## SHORT PROBLEM
Every entry that follows should be repeated exactly; drop the images.

## DATA IN THIS EXERCISE

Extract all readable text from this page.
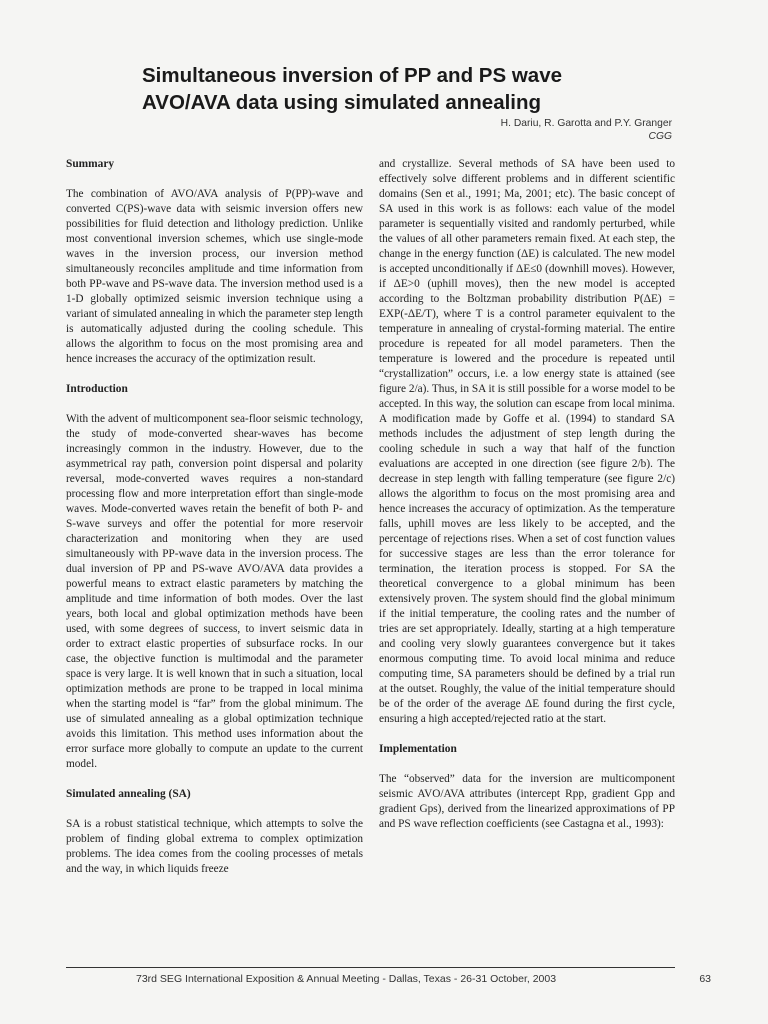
Simultaneous inversion of PP and PS wave
AVO/AVA data using simulated annealing
H. Dariu, R. Garotta and P.Y. Granger
CGG
Summary

The combination of AVO/AVA analysis of P(PP)-wave and converted C(PS)-wave data with seismic inversion offers new possibilities for fluid detection and lithology prediction. Unlike most conventional inversion schemes, which use single-mode waves in the inversion process, our inversion method simultaneously reconciles amplitude and time information from both PP-wave and PS-wave data. The inversion method used is a 1-D globally optimized seismic inversion technique using a variant of simulated annealing in which the parameter step length is automatically adjusted during the cooling schedule. This allows the algorithm to focus on the most promising area and hence increases the accuracy of the optimization result.

Introduction

With the advent of multicomponent sea-floor seismic technology, the study of mode-converted shear-waves has become increasingly common in the industry. However, due to the asymmetrical ray path, conversion point dispersal and polarity reversal, mode-converted waves requires a non-standard processing flow and more interpretation effort than single-mode waves. Mode-converted waves retain the benefit of both P- and S-wave surveys and offer the potential for more reservoir characterization and monitoring when they are used simultaneously with PP-wave data in the inversion process. The dual inversion of PP and PS-wave AVO/AVA data provides a powerful means to extract elastic parameters by matching the amplitude and time information of both modes. Over the last years, both local and global optimization methods have been used, with some degrees of success, to invert seismic data in order to extract elastic properties of subsurface rocks. In our case, the objective function is multimodal and the parameter space is very large. It is well known that in such a situation, local optimization methods are prone to be trapped in local minima when the starting model is “far” from the global minimum. The use of simulated annealing as a global optimization technique avoids this limitation. This method uses information about the error surface more globally to compute an update to the current model.

Simulated annealing (SA)

SA is a robust statistical technique, which attempts to solve the problem of finding global extrema to complex optimization problems. The idea comes from the cooling processes of metals and the way, in which liquids freeze

and crystallize. Several methods of SA have been used to effectively solve different problems and in different scientific domains (Sen et al., 1991; Ma, 2001; etc). The basic concept of SA used in this work is as follows: each value of the model parameter is sequentially visited and randomly perturbed, while the values of all other parameters remain fixed. At each step, the change in the energy function (ΔE) is calculated. The new model is accepted unconditionally if ΔE≤0 (downhill moves). However, if ΔE>0 (uphill moves), then the new model is accepted according to the Boltzman probability distribution P(ΔE) = EXP(-ΔE/T), where T is a control parameter equivalent to the temperature in annealing of crystal-forming material. The entire procedure is repeated for all model parameters. Then the temperature is lowered and the procedure is repeated until “crystallization” occurs, i.e. a low energy state is attained (see figure 2/a). Thus, in SA it is still possible for a worse model to be accepted. In this way, the solution can escape from local minima. A modification made by Goffe et al. (1994) to standard SA methods includes the adjustment of step length during the cooling schedule in such a way that half of the function evaluations are accepted in one direction (see figure 2/b). The decrease in step length with falling temperature (see figure 2/c) allows the algorithm to focus on the most promising area and hence increases the accuracy of optimization. As the temperature falls, uphill moves are less likely to be accepted, and the percentage of rejections rises. When a set of cost function values for successive stages are less than the error tolerance for termination, the iteration process is stopped. For SA the theoretical convergence to a global minimum has been extensively proven. The system should find the global minimum if the initial temperature, the cooling rates and the number of tries are set appropriately. Ideally, starting at a high temperature and cooling very slowly guarantees convergence but it takes enormous computing time. To avoid local minima and reduce computing time, SA parameters should be defined by a trial run at the outset. Roughly, the value of the initial temperature should be of the order of the average ΔE found during the first cycle, ensuring a high accepted/rejected ratio at the start.

Implementation

The “observed” data for the inversion are multicomponent seismic AVO/AVA attributes (intercept Rpp, gradient Gpp and gradient Gps), derived from the linearized approximations of PP and PS wave reflection coefficients (see Castagna et al., 1993):

73rd SEG International Exposition & Annual Meeting - Dallas, Texas - 26-31 October, 2003	63
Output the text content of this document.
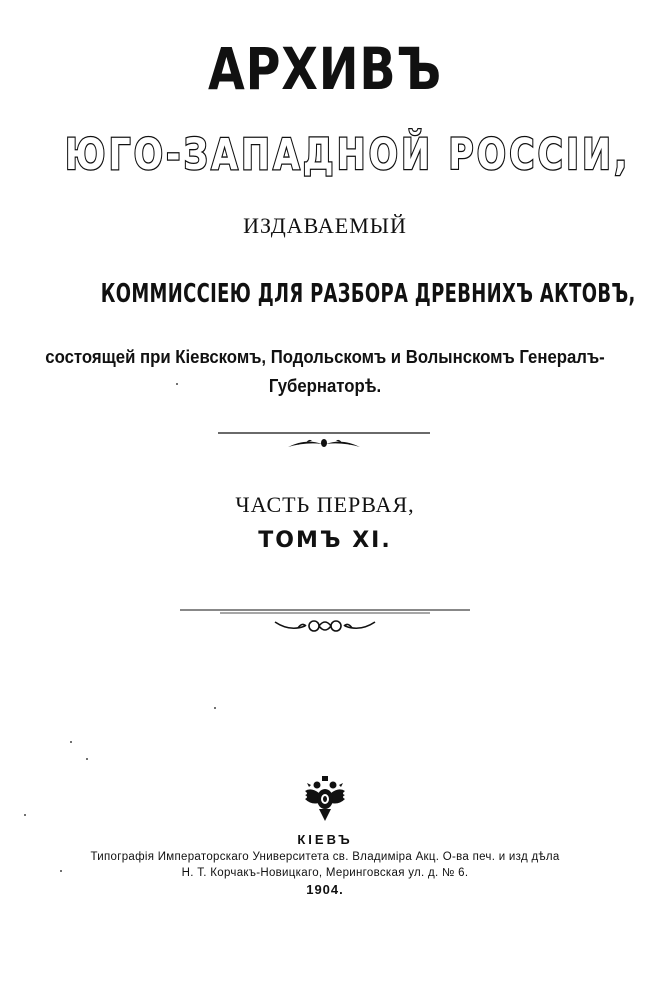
АРХИВЪ
ЮГО-ЗАПАДНОЙ РОССІИ,
ИЗДАВАЕМЫЙ
КОММИССІЕЮ ДЛЯ РАЗБОРА ДРЕВНИХЪ АКТОВЪ,
состоящей при Кіевскомъ, Подольскомъ и Волынскомъ Генералъ-
Губернаторѣ.
ЧАСТЬ ПЕРВАЯ,
ТОМЪ XI.
КІЕВЪ
Типографія Императорскаго Университета св. Владиміра Акц. О-ва печ. и изд дѣла
Н. Т. Корчакъ-Новицкаго, Меринговская ул. д. № 6.
1904.
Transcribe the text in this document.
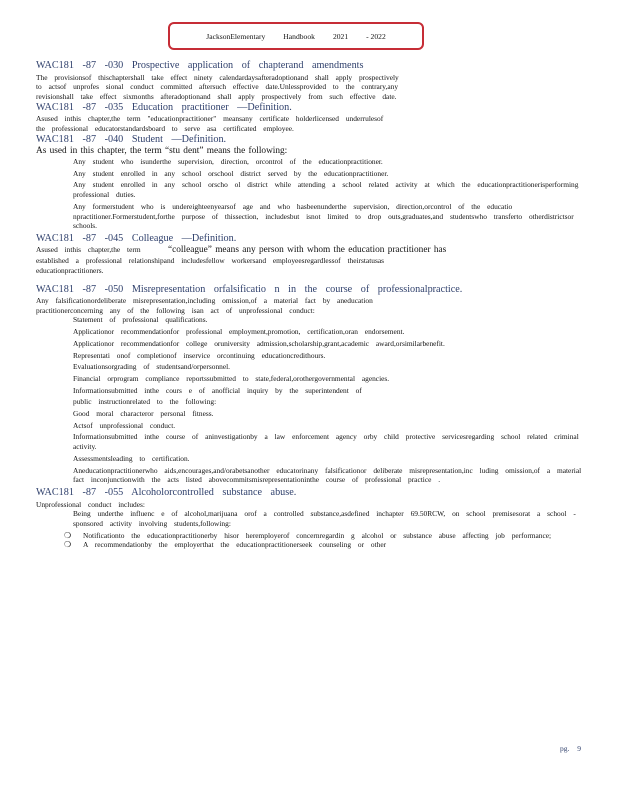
JacksonElementary Handbook 2021 - 2022

WAC181 -87 -030 Prospective application of chapterand amendments

The provisionsof thischaptershall take effect ninety calendardaysafteradoptionand shall apply prospectively

to actsof unprofes sional conduct committed aftersuch effective date.Unlessprovided to the contrary,any

revisionshall take effect sixmonths afteradoptionand shall apply prospectively from such effective date.

WAC181 -87 -035 Education practitioner —Definition.

Asused inthis chapter,the term "educationpractitioner" meansany certificate holderlicensed underrulesof

the professional educatorstandardsboard to serve asa certificated employee.

WAC181 -87 -040 Student —Definition.

As used in this chapter, the term “stu dent” means the following:

Any student who isunderthe supervision, direction, orcontrol of the educationpractitioner.
Any student enrolled in any school orschool district served by the educationpractitioner.
Any student enrolled in any school orscho ol district while attending a school related activity at which the educationpractitionerisperforming professional duties.
Any formerstudent who is undereighteenyearsof age and who hasbeenunderthe supervision, direction,orcontrol of the educatio npractitioner.Formerstudent,forthe purpose of thissection, includesbut isnot limited to drop outs,graduates,and studentswho transferto otherdistrictsor schools.

WAC181 -87 -045 Colleague —Definition.

Asused inthis chapter,the term	“colleague” means any person with whom the education practitioner has

established a professional relationshipand includesfellow workersand employeesregardlessof theirstatusas

educationpractitioners.

WAC181 -87 -050 Misrepresentation orfalsificatio n in the course of professionalpractice.

Any falsificationordeliberate misrepresentation,including omission,of a material fact by aneducation

practitionerconcerning any of the following isan act of unprofessional conduct:

Statement of professional qualifications.
Applicationor recommendationfor professional employment,promotion, certification,oran endorsement.
Applicationor recommendationfor college oruniversity admission,scholarship,grant,academic award,orsimilarbenefit.
Representati onof completionof inservice orcontinuing educationcredithours.
Evaluationsorgrading of studentsand/orpersonnel.
Financial orprogram compliance reportssubmitted to state,federal,orothergovernmental agencies.
Informationsubmitted inthe cours e of anofficial inquiry by the superintendent of
public instructionrelated to the following:
Good moral characteror personal fitness.
Actsof unprofessional conduct.
Informationsubmitted inthe course of aninvestigationby a law enforcement agency orby child protective servicesregarding school related criminal activity.
Assessmentsleading to certification.
Aneducationpractitionerwho aids,encourages,and/orabetsanother educatorinany falsificationor deliberate misrepresentation,inc luding omission,of a material fact inconjunctionwith the acts listed abovecommitsmisrepresentationinthe course of professional practice .

WAC181 -87 -055 Alcoholorcontrolled substance abuse.

Unprofessional conduct includes:

Being underthe influenc e of alcohol,marijuana orof a controlled substance,asdefined inchapter 69.50RCW, on school premisesorat a school -sponsored activity involving students,following:
❍ Notificationto the educationpractitionerby hisor heremployerof concernregardin g alcohol or substance abuse affecting job performance;
❍ A recommendationby the employerthat the educationpractitionerseek counseling or other
pg. 9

## OUTPUT
Extract all readable text from this page.
Simultaneous inversion of PP and PS wave
AVO/AVA data using simulated annealing
H. Dariu, R. Garotta and P.Y. Granger
CGG
Summary

The combination of AVO/AVA analysis of P(PP)-wave and converted C(PS)-wave data with seismic inversion offers new possibilities for fluid detection and lithology prediction. Unlike most conventional inversion schemes, which use single-mode waves in the inversion process, our inversion method simultaneously reconciles amplitude and time information from both PP-wave and PS-wave data. The inversion method used is a 1-D globally optimized seismic inversion technique using a variant of simulated annealing in which the parameter step length is automatically adjusted during the cooling schedule. This allows the algorithm to focus on the most promising area and hence increases the accuracy of the optimization result.

Introduction

With the advent of multicomponent sea-floor seismic technology, the study of mode-converted shear-waves has become increasingly common in the industry. However, due to the asymmetrical ray path, conversion point dispersal and polarity reversal, mode-converted waves requires a non-standard processing flow and more interpretation effort than single-mode waves. Mode-converted waves retain the benefit of both P- and S-wave surveys and offer the potential for more reservoir characterization and monitoring when they are used simultaneously with PP-wave data in the inversion process. The dual inversion of PP and PS-wave AVO/AVA data provides a powerful means to extract elastic parameters by matching the amplitude and time information of both modes. Over the last years, both local and global optimization methods have been used, with some degrees of success, to invert seismic data in order to extract elastic properties of subsurface rocks. In our case, the objective function is multimodal and the parameter space is very large. It is well known that in such a situation, local optimization methods are prone to be trapped in local minima when the starting model is “far” from the global minimum. The use of simulated annealing as a global optimization technique avoids this limitation. This method uses information about the error surface more globally to compute an update to the current model.

Simulated annealing (SA)

SA is a robust statistical technique, which attempts to solve the problem of finding global extrema to complex optimization problems. The idea comes from the cooling processes of metals and the way, in which liquids freeze

and crystallize. Several methods of SA have been used to effectively solve different problems and in different scientific domains (Sen et al., 1991; Ma, 2001; etc). The basic concept of SA used in this work is as follows: each value of the model parameter is sequentially visited and randomly perturbed, while the values of all other parameters remain fixed. At each step, the change in the energy function (ΔE) is calculated. The new model is accepted unconditionally if ΔE≤0 (downhill moves). However, if ΔE>0 (uphill moves), then the new model is accepted according to the Boltzman probability distribution P(ΔE) = EXP(-ΔE/T), where T is a control parameter equivalent to the temperature in annealing of crystal-forming material. The entire procedure is repeated for all model parameters. Then the temperature is lowered and the procedure is repeated until “crystallization” occurs, i.e. a low energy state is attained (see figure 2/a). Thus, in SA it is still possible for a worse model to be accepted. In this way, the solution can escape from local minima. A modification made by Goffe et al. (1994) to standard SA methods includes the adjustment of step length during the cooling schedule in such a way that half of the function evaluations are accepted in one direction (see figure 2/b). The decrease in step length with falling temperature (see figure 2/c) allows the algorithm to focus on the most promising area and hence increases the accuracy of optimization. As the temperature falls, uphill moves are less likely to be accepted, and the percentage of rejections rises. When a set of cost function values for successive stages are less than the error tolerance for termination, the iteration process is stopped. For SA the theoretical convergence to a global minimum has been extensively proven. The system should find the global minimum if the initial temperature, the cooling rates and the number of tries are set appropriately. Ideally, starting at a high temperature and cooling very slowly guarantees convergence but it takes enormous computing time. To avoid local minima and reduce computing time, SA parameters should be defined by a trial run at the outset. Roughly, the value of the initial temperature should be of the order of the average ΔE found during the first cycle, ensuring a high accepted/rejected ratio at the start.

Implementation

The “observed” data for the inversion are multicomponent seismic AVO/AVA attributes (intercept Rpp, gradient Gpp and gradient Gps), derived from the linearized approximations of PP and PS wave reflection coefficients (see Castagna et al., 1993):

73rd SEG International Exposition & Annual Meeting - Dallas, Texas - 26-31 October, 2003	63
Output the text content of this document.
АРХИВЪ
ЮГО-ЗАПАДНОЙ РОССІИ,
ИЗДАВАЕМЫЙ
КОММИССІЕЮ ДЛЯ РАЗБОРА ДРЕВНИХЪ АКТОВЪ,
состоящей при Кіевскомъ, Подольскомъ и Волынскомъ Генералъ-
Губернаторѣ.
ЧАСТЬ ПЕРВАЯ,
ТОМЪ XI.
КІЕВЪ
Типографія Императорскаго Университета св. Владиміра Акц. О-ва печ. и изд дѣла
Н. Т. Корчакъ-Новицкаго, Меринговская ул. д. № 6.
1904.
Transcribe the text in this document.
JacksonElementary Handbook 2021 - 2022

WAC181 -87 -030 Prospective application of chapterand amendments

The provisionsof thischaptershall take effect ninety calendardaysafteradoptionand shall apply prospectively

to actsof unprofes sional conduct committed aftersuch effective date.Unlessprovided to the contrary,any

revisionshall take effect sixmonths afteradoptionand shall apply prospectively from such effective date.

WAC181 -87 -035 Education practitioner —Definition.

Asused inthis chapter,the term "educationpractitioner" meansany certificate holderlicensed underrulesof

the professional educatorstandardsboard to serve asa certificated employee.

WAC181 -87 -040 Student —Definition.

As used in this chapter, the term “stu dent” means the following:

Any student who isunderthe supervision, direction, orcontrol of the educationpractitioner.
Any student enrolled in any school orschool district served by the educationpractitioner.
Any student enrolled in any school orscho ol district while attending a school related activity at which the educationpractitionerisperforming professional duties.
Any formerstudent who is undereighteenyearsof age and who hasbeenunderthe supervision, direction,orcontrol of the educatio npractitioner.Formerstudent,forthe purpose of thissection, includesbut isnot limited to drop outs,graduates,and studentswho transferto otherdistrictsor schools.

WAC181 -87 -045 Colleague —Definition.

Asused inthis chapter,the term	“colleague” means any person with whom the education practitioner has

established a professional relationshipand includesfellow workersand employeesregardlessof theirstatusas

educationpractitioners.

WAC181 -87 -050 Misrepresentation orfalsificatio n in the course of professionalpractice.

Any falsificationordeliberate misrepresentation,including omission,of a material fact by aneducation

practitionerconcerning any of the following isan act of unprofessional conduct:

Statement of professional qualifications.
Applicationor recommendationfor professional employment,promotion, certification,oran endorsement.
Applicationor recommendationfor college oruniversity admission,scholarship,grant,academic award,orsimilarbenefit.
Representati onof completionof inservice orcontinuing educationcredithours.
Evaluationsorgrading of studentsand/orpersonnel.
Financial orprogram compliance reportssubmitted to state,federal,orothergovernmental agencies.
Informationsubmitted inthe cours e of anofficial inquiry by the superintendent of
public instructionrelated to the following:
Good moral characteror personal fitness.
Actsof unprofessional conduct.
Informationsubmitted inthe course of aninvestigationby a law enforcement agency orby child protective servicesregarding school related criminal activity.
Assessmentsleading to certification.
Aneducationpractitionerwho aids,encourages,and/orabetsanother educatorinany falsificationor deliberate misrepresentation,inc luding omission,of a material fact inconjunctionwith the acts listed abovecommitsmisrepresentationinthe course of professional practice .

WAC181 -87 -055 Alcoholorcontrolled substance abuse.

Unprofessional conduct includes:

Being underthe influenc e of alcohol,marijuana orof a controlled substance,asdefined inchapter 69.50RCW, on school premisesorat a school -sponsored activity involving students,following:
❍ Notificationto the educationpractitionerby hisor heremployerof concernregardin g alcohol or substance abuse affecting job performance;
❍ A recommendationby the employerthat the educationpractitionerseek counseling or other
pg. 9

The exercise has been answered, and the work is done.